Document passage:
## BEGIN

Re: Dealing with Georgian capitalization in programming languages
Martin, On 10/9/2018 12:47 AM, Martin J. Dürst via Unicode wrote: - Using the 'capitalize' method to (try to) get the titlecase property of a MTAVRULI character. (There's no other way currently in Ruby to get the titlecase property.) There may be others. If you have some ideas, I'd appreciate to know about them. This lets me wonder why the UTC didn't simply declare the titlecase property of MTAVRULI to be mkhedruli. Was this considered or not? The way things are currently set up, there seems to be no benefit of MTAVRULI being its own titlecase, because in actual use, that requires additional processing. Titlecasing for Georgian was not completely thought through before Mtavruli was added. As I noted in my earlier comment on this thread, the titlecase mapping values for Mkhredruli were added late in the process, when it became clear that not doing so would result in inappropriate outcomes for existing Mkhredruli text. I don't think there is a fully-worked out position on this, but adding a Simple_Titlecase mapping for Mtavruli to Mkhedruli would, I suspect, just further muddy waters for implementers, because it would be in effect saying that an uppercase letter titlecases by shifting to its lowercase mapping. A headscratcher, at the very least. Note that with the current mappings as they are, Changes_When_Titlecased is False for all Mkhedruli and for all Mtavruli characters, which I think is the desired state of affairs. A titlecasing string operation of Mtavruli that does something other than just leave the string alone should, IMO, be documented as doing something extra and *should* have to do additional processing. --Ken
Aw: Re: Dealing with Georgian capitalization in programming languages
The capital ẞ (U+1E9E) has been officially approved by the Council for the German Language since July 2018. However, there is no word starting with ß, that means the character is only relevant for full-capitalized words. It may only stand alone in spaced type, when there is no available italic font-style. In the Ruby bug tracker that there is also an issue with Dutch ij → IJ. The dedicated ligatures IJ (U+0133) and ij (U+0133) are not recommended and thus never used, but leading ij must always be capitalized to IJ, as in IJSBERG → ijsberg → IJsberg. The actual problem is that the current capitalization algorithm is based on a regular grammar (type 3). It has to be adjusted for a context-sensitive (type 1) grammar. Regards, Marius On 2018/10/09 09:47, Martin J. Dürst wrote: > I have been thinking through this. It seems quite appealing. > > But I'm concerned there may be some edge cases. I have been able to come > up with two so far: > > - Applying this to a string starting with upper-case SZ (U+1E9E). > This may change SZ → ß → Ss. > - Using the 'capitalize' method to (try to) get the titlecase > property of a MTAVRULI character. (There's no other way > currently in Ruby to get the titlecase property.) > > There may be others. If you have some ideas, I'd appreciate to know > about them. > > This lets me wonder why the UTC didn't simply declare the titlecase > property of MTAVRULI to be mkhedruli. Was this considered or not? The > way things are currently set up, there seems to be no benefit of > MTAVRULI being its own titlecase, because in actual use, that requires > additional processing. > > Regards, Martin.

## END

Data block:
## BEGIN

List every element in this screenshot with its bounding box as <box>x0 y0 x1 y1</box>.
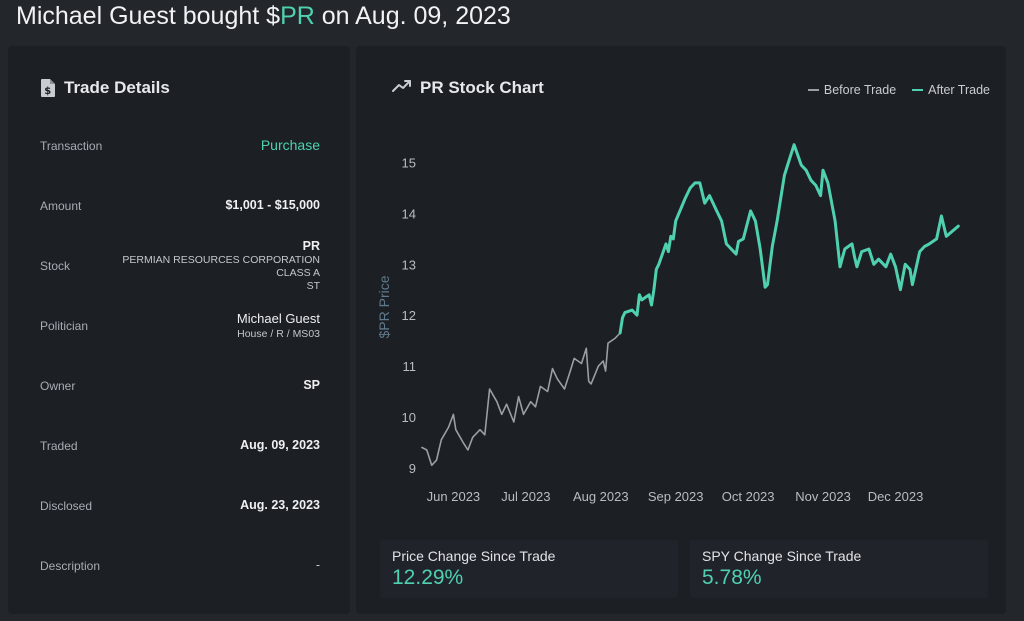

## END

Written task 1: According to the thread on Georgian capitalization, since when has the Council for the German Language officially approved the capital ẞ?
Written task 2: Name every natural language whose capitalization rules come up in the thread on Georgian capitalization.
Written task 3: Carry on the thread on Georgian capitalization from the point where it stops.

Final answer 1: Since July 2018.

Final answer 2: Georgian, German, Dutch

Final answer 3:
Re: Dealing with Georgian capitalization in programming languages
Hello Ken, others, On 2018/10/03 06:43, Ken Whistler wrote: But it seems to me that the problem you are citing can be avoided if you simply rethink what your "capitalize" means. It really should be conceived of as first lowercasing the *entire* string, and then titlecasing the *eligible* letters -- i.e., usually the first letter. (Note that this allows for the concept that titlecasing might then be localized on a per-writing-system basis -- the issue would devolve to determining what the rules are for "eligible" letters.) But the simple default would just be to titlecase the initial letter of each "word" segment of a string. Note that conceived this way, for the Georgian mappings, where the titlecase mapping for Mkhedruli is simply the letter itself, this approach ends up with: capitalize(mkhedrulistring) --> mkhedrulistring capitalize(MTAVRULISTRING) ==> titlecase(lowercase(MTAVRULISTRING)) --> mkhedrulistring Thus avoiding any mixed case. I have been thinking through this. It seems quite appealing. But I'm concerned there may be some edge cases. I have been able to come up with two so far: - Applying this to a string starting with upper-case SZ (U+1E9E). This may change SZ → ß → Ss. - Using the 'capitalize' method to (try to) get the titlecase property of a MTAVRULI character. (There's no other way currently in Ruby to get the titlecase property.) There may be others. If you have some ideas, I'd appreciate to know about them. This lets me wonder why the UTC didn't simply declare the titlecase property of MTAVRULI to be mkhedruli. Was this considered or not? The way things are currently set up, there seems to be no benefit of MTAVRULI being its own titlecase, because in actual use, that requires additional processing. Regards, Martin.
Re: Dealing with Georgian capitalization in programming languages
Ken, Markus, Many thanks for your ideas, which I noted at https://bugs.ruby-lang.org/issues/14839. Regards, Martin. On 2018/10/03 06:43, Ken Whistler wrote: On 10/2/2018 12:45 AM, Martin J. Dürst via Unicode wrote: My questions here are: - Has this been considered when Georgian Mtavruli was discussed in the UTC? Not explicitly, that I recall. The whole issue of titlecasing came up very late in the preparation of case mapping tables for Mtavruli and Mkhedruli for 11.0. But it seems to me that the problem you are citing can be avoided if you simply rethink what your "capitalize" means. It really should be conceived of as first lowercasing the *entire* string, and then titlecasing the *eligible* letters -- i.e., usually the first letter. (Note that this allows for the concept that titlecasing might then be localized on a per-writing-system basis -- the issue would devolve to determining what the rules are for "eligible" letters.) But the simple default would just be to titlecase the initial letter of each "word" segment of a string. Note that conceived this way, for the Georgian mappings, where the titlecase mapping for Mkhedruli is simply the letter itself, this approach ends up with: capitalize(mkhedrulistring) --> mkhedrulistring capitalize(MTAVRULISTRING) ==> titlecase(lowercase(MTAVRULISTRING)) --> mkhedrulistring Thus avoiding any mixed case.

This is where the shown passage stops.